Instruction:
Output the material below in full, exactly as it is.

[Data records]
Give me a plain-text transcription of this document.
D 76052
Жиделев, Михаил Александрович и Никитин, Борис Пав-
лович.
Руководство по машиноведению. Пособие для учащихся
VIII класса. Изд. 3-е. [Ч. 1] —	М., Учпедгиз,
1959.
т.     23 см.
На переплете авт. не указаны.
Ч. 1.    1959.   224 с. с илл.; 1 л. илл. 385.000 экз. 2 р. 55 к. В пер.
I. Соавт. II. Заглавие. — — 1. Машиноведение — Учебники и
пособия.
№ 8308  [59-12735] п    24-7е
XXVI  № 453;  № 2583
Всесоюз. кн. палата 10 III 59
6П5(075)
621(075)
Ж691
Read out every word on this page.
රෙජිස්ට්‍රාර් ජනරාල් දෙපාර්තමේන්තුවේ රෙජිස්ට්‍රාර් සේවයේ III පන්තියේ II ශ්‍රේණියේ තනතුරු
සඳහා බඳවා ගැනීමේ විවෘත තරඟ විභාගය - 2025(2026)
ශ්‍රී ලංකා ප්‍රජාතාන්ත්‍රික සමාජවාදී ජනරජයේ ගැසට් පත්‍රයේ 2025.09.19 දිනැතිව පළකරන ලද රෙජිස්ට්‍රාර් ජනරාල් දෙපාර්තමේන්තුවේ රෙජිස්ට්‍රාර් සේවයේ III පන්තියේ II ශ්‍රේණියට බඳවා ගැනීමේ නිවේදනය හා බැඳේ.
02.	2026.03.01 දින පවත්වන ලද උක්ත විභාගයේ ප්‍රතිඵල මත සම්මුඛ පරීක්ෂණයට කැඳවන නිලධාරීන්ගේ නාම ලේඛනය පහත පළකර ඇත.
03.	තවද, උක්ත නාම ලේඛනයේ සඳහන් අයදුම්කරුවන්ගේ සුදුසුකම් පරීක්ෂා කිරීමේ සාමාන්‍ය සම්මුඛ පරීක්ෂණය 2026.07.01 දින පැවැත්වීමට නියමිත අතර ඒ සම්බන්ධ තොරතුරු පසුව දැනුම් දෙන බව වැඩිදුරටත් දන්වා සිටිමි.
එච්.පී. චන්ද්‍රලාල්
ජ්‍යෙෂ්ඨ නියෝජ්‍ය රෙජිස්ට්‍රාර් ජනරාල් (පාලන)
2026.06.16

Answer below:
Give me a plain-text transcription of this document.
D 76052
Жиделев, Михаил Александрович и Никитин, Борис Пав-
лович.
Руководство по машиноведению. Пособие для учащихся
VIII класса. Изд. 3-е. [Ч. 1] —	М., Учпедгиз,
1959.
т.     23 см.
На переплете авт. не указаны.
Ч. 1.    1959.   224 с. с илл.; 1 л. илл. 385.000 экз. 2 р. 55 к. В пер.
I. Соавт. II. Заглавие. — — 1. Машиноведение — Учебники и
пособия.
№ 8308  [59-12735] п    24-7е
XXVI  № 453;  № 2583
Всесоюз. кн. палата 10 III 59
6П5(075)
621(075)
Ж691
Read out every word on this page.
රෙජිස්ට්‍රාර් ජනරාල් දෙපාර්තමේන්තුවේ රෙජිස්ට්‍රාර් සේවයේ III පන්තියේ II ශ්‍රේණියේ තනතුරු
සඳහා බඳවා ගැනීමේ විවෘත තරඟ විභාගය - 2025(2026)
ශ්‍රී ලංකා ප්‍රජාතාන්ත්‍රික සමාජවාදී ජනරජයේ ගැසට් පත්‍රයේ 2025.09.19 දිනැතිව පළකරන ලද රෙජිස්ට්‍රාර් ජනරාල් දෙපාර්තමේන්තුවේ රෙජිස්ට්‍රාර් සේවයේ III පන්තියේ II ශ්‍රේණියට බඳවා ගැනීමේ නිවේදනය හා බැඳේ.
02.	2026.03.01 දින පවත්වන ලද උක්ත විභාගයේ ප්‍රතිඵල මත සම්මුඛ පරීක්ෂණයට කැඳවන නිලධාරීන්ගේ නාම ලේඛනය පහත පළකර ඇත.
03.	තවද, උක්ත නාම ලේඛනයේ සඳහන් අයදුම්කරුවන්ගේ සුදුසුකම් පරීක්ෂා කිරීමේ සාමාන්‍ය සම්මුඛ පරීක්ෂණය 2026.07.01 දින පැවැත්වීමට නියමිත අතර ඒ සම්බන්ධ තොරතුරු පසුව දැනුම් දෙන බව වැඩිදුරටත් දන්වා සිටිමි.
එච්.පී. චන්ද්‍රලාල්
ජ්‍යෙෂ්ඨ නියෝජ්‍ය රෙජිස්ට්‍රාර් ජනරාල් (පාලන)
2026.06.16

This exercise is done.